• _The exercise_
Restate all of the entries exactly, dropping any pictures they hold.

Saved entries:
⁂

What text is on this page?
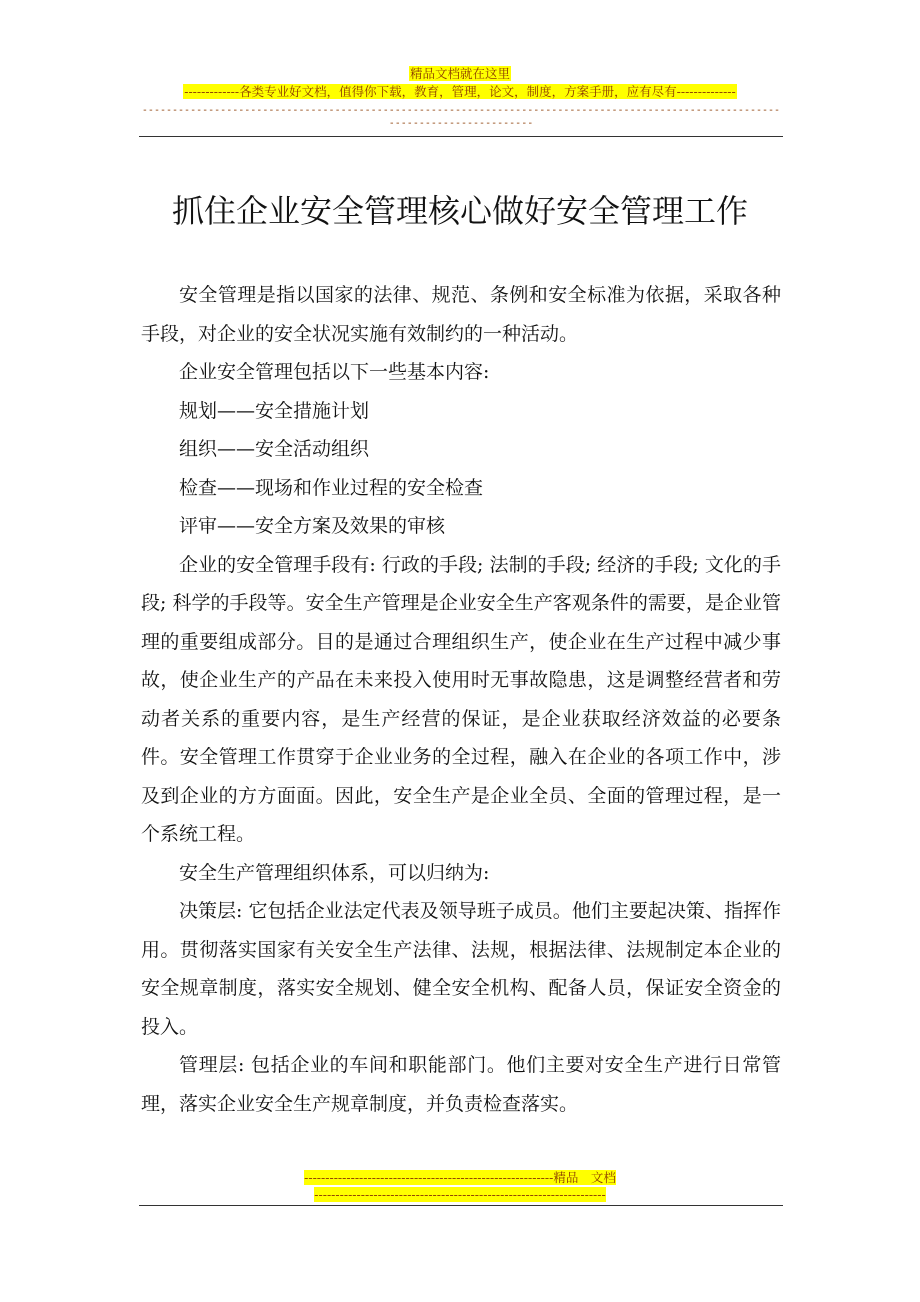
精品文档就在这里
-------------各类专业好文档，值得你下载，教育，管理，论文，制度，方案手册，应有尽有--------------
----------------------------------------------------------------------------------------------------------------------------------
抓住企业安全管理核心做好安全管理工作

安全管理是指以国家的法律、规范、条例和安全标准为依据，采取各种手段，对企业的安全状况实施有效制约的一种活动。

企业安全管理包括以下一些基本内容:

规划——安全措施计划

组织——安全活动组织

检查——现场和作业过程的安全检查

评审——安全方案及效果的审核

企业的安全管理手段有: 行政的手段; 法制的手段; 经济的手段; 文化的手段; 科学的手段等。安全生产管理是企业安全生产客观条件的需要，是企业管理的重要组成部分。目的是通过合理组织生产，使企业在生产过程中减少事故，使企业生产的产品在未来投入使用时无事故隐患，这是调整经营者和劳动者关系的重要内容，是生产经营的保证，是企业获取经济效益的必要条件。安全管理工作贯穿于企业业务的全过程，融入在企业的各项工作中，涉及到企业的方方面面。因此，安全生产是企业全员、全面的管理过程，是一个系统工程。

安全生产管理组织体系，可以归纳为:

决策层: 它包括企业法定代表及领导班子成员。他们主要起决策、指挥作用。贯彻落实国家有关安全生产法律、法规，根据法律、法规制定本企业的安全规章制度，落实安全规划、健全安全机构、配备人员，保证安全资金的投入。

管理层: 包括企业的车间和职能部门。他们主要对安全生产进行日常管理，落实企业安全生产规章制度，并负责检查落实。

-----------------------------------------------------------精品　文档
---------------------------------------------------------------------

⁂

• _Task solution_
What text is on this page?
精品文档就在这里
-------------各类专业好文档，值得你下载，教育，管理，论文，制度，方案手册，应有尽有--------------
----------------------------------------------------------------------------------------------------------------------------------
抓住企业安全管理核心做好安全管理工作

安全管理是指以国家的法律、规范、条例和安全标准为依据，采取各种手段，对企业的安全状况实施有效制约的一种活动。

企业安全管理包括以下一些基本内容:

规划——安全措施计划

组织——安全活动组织

检查——现场和作业过程的安全检查

评审——安全方案及效果的审核

企业的安全管理手段有: 行政的手段; 法制的手段; 经济的手段; 文化的手段; 科学的手段等。安全生产管理是企业安全生产客观条件的需要，是企业管理的重要组成部分。目的是通过合理组织生产，使企业在生产过程中减少事故，使企业生产的产品在未来投入使用时无事故隐患，这是调整经营者和劳动者关系的重要内容，是生产经营的保证，是企业获取经济效益的必要条件。安全管理工作贯穿于企业业务的全过程，融入在企业的各项工作中，涉及到企业的方方面面。因此，安全生产是企业全员、全面的管理过程，是一个系统工程。

安全生产管理组织体系，可以归纳为:

决策层: 它包括企业法定代表及领导班子成员。他们主要起决策、指挥作用。贯彻落实国家有关安全生产法律、法规，根据法律、法规制定本企业的安全规章制度，落实安全规划、健全安全机构、配备人员，保证安全资金的投入。

管理层: 包括企业的车间和职能部门。他们主要对安全生产进行日常管理，落实企业安全生产规章制度，并负责检查落实。

-----------------------------------------------------------精品　文档
---------------------------------------------------------------------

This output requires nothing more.